## Request
Copy the data below word for word, starting at its first line and ending at the line that contains "monitor-icon: ▭ <box>18 217 28 228</box>", with both ends included.

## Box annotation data
>>>>>
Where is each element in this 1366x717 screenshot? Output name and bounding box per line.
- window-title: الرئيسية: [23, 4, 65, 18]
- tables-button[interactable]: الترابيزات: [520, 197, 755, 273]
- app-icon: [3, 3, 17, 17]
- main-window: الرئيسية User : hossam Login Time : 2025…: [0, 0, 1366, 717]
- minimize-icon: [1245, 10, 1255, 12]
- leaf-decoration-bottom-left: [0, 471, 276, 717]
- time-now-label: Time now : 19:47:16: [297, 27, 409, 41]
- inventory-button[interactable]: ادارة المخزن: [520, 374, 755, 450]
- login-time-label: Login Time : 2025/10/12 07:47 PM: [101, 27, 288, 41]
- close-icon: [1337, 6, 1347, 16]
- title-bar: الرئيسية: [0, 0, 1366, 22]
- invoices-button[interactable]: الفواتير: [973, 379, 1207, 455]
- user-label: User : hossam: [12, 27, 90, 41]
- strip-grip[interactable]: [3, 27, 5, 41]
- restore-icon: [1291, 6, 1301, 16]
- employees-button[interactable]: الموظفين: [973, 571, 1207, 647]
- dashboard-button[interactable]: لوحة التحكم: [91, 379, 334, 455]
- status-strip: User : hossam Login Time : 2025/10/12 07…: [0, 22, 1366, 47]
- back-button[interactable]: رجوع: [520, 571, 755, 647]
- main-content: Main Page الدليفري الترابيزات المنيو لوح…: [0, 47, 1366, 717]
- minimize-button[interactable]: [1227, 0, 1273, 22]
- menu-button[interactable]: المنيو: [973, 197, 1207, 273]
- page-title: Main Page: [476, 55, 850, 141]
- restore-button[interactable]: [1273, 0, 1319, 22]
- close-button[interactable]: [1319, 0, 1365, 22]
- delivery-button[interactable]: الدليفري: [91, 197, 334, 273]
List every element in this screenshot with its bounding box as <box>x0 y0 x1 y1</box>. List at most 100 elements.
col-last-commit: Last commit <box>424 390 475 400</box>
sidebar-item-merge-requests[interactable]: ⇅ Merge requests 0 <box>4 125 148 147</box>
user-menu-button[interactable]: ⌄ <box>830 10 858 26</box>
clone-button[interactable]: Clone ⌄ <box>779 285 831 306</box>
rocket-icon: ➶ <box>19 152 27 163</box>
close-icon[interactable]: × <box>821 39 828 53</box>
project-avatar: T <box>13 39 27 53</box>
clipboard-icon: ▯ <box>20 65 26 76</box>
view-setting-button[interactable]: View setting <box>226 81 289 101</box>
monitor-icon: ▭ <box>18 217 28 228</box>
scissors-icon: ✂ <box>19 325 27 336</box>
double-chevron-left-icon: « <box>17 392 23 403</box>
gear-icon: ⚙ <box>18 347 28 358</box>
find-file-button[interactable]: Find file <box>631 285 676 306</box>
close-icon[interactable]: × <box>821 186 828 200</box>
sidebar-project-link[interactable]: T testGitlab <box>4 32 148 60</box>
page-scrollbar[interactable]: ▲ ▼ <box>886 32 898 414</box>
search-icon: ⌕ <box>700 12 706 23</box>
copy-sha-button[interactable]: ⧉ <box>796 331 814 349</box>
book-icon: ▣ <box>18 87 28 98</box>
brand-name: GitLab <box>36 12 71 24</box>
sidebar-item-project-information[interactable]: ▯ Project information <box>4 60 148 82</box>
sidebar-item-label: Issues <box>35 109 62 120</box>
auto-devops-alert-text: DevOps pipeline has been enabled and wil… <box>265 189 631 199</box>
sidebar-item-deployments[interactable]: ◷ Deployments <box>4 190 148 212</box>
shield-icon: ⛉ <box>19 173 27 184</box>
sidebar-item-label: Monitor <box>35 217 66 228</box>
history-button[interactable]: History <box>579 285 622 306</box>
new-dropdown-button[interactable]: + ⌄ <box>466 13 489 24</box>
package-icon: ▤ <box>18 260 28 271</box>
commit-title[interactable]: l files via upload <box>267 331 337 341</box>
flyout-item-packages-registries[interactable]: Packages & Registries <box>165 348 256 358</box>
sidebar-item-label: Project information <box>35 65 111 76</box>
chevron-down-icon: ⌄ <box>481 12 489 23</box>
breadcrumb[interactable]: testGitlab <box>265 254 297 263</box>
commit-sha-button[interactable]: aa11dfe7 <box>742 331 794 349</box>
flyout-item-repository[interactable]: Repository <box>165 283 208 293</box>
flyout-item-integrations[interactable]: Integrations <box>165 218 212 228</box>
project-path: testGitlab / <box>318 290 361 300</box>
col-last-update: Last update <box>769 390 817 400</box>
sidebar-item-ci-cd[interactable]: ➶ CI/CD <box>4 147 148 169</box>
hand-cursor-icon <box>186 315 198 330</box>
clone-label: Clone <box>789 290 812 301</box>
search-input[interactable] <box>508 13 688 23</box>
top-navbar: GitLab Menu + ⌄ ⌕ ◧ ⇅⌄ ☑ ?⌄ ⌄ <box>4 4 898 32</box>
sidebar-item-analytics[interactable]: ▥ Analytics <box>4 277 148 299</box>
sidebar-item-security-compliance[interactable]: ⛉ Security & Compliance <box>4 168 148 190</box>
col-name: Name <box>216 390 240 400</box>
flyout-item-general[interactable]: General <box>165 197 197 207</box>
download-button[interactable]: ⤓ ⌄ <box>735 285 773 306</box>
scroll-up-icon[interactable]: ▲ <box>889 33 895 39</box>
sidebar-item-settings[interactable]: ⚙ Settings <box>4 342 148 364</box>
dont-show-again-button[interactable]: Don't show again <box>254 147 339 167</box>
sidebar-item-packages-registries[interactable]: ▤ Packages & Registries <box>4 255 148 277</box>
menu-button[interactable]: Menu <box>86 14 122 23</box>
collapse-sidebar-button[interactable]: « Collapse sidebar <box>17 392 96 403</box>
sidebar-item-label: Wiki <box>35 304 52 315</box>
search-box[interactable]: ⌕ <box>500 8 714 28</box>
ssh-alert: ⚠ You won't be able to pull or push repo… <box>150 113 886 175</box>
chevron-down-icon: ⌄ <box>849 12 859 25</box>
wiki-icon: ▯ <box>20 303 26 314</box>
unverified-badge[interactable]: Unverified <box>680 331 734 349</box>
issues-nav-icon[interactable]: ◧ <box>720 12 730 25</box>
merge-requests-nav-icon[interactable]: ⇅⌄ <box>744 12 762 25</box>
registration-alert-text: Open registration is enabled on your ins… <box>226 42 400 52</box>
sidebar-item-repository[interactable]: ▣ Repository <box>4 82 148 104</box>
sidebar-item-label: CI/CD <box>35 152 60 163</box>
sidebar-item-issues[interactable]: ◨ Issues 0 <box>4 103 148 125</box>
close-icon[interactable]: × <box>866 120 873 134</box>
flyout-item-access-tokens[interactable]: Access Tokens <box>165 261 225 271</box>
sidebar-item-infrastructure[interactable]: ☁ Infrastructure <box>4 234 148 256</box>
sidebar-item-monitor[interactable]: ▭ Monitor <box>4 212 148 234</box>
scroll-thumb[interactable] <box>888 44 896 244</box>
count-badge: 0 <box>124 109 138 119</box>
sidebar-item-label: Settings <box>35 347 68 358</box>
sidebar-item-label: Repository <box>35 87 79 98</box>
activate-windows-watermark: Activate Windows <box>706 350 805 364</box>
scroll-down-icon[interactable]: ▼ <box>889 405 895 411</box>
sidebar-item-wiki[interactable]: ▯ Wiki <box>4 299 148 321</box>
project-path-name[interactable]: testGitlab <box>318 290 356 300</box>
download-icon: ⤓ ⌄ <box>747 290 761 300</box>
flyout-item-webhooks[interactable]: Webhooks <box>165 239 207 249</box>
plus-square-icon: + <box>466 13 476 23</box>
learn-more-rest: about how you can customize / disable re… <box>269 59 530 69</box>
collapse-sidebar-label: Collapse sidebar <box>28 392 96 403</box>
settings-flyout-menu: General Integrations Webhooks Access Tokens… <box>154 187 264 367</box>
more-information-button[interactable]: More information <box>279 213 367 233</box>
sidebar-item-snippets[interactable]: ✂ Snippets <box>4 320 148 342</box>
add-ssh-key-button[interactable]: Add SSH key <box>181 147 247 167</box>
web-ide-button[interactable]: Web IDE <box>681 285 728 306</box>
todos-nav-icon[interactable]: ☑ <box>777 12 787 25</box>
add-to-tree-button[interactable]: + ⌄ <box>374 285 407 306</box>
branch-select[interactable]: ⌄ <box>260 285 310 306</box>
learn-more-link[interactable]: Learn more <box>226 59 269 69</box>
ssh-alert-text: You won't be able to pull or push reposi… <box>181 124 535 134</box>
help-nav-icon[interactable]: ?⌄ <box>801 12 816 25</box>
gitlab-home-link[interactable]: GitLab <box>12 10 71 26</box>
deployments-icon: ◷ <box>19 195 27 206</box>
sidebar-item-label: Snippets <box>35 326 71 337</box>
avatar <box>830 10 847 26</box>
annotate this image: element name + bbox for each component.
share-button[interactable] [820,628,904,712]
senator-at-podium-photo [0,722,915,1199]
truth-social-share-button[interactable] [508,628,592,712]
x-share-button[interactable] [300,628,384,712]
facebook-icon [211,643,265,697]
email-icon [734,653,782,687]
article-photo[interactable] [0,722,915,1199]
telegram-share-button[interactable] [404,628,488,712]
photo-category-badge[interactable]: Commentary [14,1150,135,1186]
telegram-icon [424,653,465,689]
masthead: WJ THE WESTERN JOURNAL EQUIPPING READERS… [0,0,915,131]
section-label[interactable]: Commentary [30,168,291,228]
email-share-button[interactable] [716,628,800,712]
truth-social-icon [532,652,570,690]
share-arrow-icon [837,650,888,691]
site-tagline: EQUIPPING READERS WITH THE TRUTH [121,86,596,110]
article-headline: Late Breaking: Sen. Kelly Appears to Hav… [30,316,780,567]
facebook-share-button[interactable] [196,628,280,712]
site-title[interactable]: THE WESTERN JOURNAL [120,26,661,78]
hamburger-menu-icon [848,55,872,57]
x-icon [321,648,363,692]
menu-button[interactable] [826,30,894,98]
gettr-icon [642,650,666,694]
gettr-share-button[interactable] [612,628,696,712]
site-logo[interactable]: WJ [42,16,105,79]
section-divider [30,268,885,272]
<<<<<
## The response
Where is each element in this 1366x717 screenshot? Output name and bounding box per line.
- window-title: الرئيسية: [23, 4, 65, 18]
- tables-button[interactable]: الترابيزات: [520, 197, 755, 273]
- app-icon: [3, 3, 17, 17]
- main-window: الرئيسية User : hossam Login Time : 2025…: [0, 0, 1366, 717]
- minimize-icon: [1245, 10, 1255, 12]
- leaf-decoration-bottom-left: [0, 471, 276, 717]
- time-now-label: Time now : 19:47:16: [297, 27, 409, 41]
- inventory-button[interactable]: ادارة المخزن: [520, 374, 755, 450]
- login-time-label: Login Time : 2025/10/12 07:47 PM: [101, 27, 288, 41]
- close-icon: [1337, 6, 1347, 16]
- title-bar: الرئيسية: [0, 0, 1366, 22]
- invoices-button[interactable]: الفواتير: [973, 379, 1207, 455]
- user-label: User : hossam: [12, 27, 90, 41]
- strip-grip[interactable]: [3, 27, 5, 41]
- restore-icon: [1291, 6, 1301, 16]
- employees-button[interactable]: الموظفين: [973, 571, 1207, 647]
- dashboard-button[interactable]: لوحة التحكم: [91, 379, 334, 455]
- status-strip: User : hossam Login Time : 2025/10/12 07…: [0, 22, 1366, 47]
- back-button[interactable]: رجوع: [520, 571, 755, 647]
- main-content: Main Page الدليفري الترابيزات المنيو لوح…: [0, 47, 1366, 717]
- minimize-button[interactable]: [1227, 0, 1273, 22]
- menu-button[interactable]: المنيو: [973, 197, 1207, 273]
- page-title: Main Page: [476, 55, 850, 141]
- restore-button[interactable]: [1273, 0, 1319, 22]
- close-button[interactable]: [1319, 0, 1365, 22]
- delivery-button[interactable]: الدليفري: [91, 197, 334, 273]
List every element in this screenshot with its bounding box as <box>x0 y0 x1 y1</box>. List at most 100 elements.
col-last-commit: Last commit <box>424 390 475 400</box>
sidebar-item-merge-requests[interactable]: ⇅ Merge requests 0 <box>4 125 148 147</box>
user-menu-button[interactable]: ⌄ <box>830 10 858 26</box>
clone-button[interactable]: Clone ⌄ <box>779 285 831 306</box>
rocket-icon: ➶ <box>19 152 27 163</box>
close-icon[interactable]: × <box>821 39 828 53</box>
project-avatar: T <box>13 39 27 53</box>
clipboard-icon: ▯ <box>20 65 26 76</box>
view-setting-button[interactable]: View setting <box>226 81 289 101</box>
monitor-icon: ▭ <box>18 217 28 228</box>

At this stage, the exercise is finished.